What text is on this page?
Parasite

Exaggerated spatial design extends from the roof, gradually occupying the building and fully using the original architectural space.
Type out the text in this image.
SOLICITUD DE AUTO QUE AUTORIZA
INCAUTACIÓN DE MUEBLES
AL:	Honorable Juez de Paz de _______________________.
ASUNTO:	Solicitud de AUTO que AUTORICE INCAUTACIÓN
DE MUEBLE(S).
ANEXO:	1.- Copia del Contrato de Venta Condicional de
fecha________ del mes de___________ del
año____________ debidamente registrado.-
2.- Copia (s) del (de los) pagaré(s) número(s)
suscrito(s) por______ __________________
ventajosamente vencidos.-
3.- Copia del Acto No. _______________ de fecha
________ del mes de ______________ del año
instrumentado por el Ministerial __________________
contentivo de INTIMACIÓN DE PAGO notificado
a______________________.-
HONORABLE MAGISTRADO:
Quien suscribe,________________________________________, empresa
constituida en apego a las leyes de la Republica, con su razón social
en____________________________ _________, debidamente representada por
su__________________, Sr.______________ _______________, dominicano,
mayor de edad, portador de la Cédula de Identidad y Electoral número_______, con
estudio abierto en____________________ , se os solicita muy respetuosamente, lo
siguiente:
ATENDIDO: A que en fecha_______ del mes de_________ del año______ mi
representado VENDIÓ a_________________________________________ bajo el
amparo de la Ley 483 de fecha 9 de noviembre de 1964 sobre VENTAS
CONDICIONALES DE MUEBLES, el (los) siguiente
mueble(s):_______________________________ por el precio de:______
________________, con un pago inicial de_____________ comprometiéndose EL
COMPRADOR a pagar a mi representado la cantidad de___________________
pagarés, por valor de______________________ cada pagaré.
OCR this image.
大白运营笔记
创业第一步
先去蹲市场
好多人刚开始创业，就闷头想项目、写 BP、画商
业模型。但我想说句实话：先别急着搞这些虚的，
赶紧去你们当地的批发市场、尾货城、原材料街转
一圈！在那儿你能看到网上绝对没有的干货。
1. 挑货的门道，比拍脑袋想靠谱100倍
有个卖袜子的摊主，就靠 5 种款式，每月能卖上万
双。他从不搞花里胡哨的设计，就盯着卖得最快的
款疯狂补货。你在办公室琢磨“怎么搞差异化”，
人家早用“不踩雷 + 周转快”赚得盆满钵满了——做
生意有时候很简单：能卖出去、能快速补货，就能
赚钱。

--------------------------------------------------

§ **Set exercise**:
Return each line with "debidamente".

§ **Correct result**:
año____________ debidamente registrado.-
en____________________________ _________, debidamente representada por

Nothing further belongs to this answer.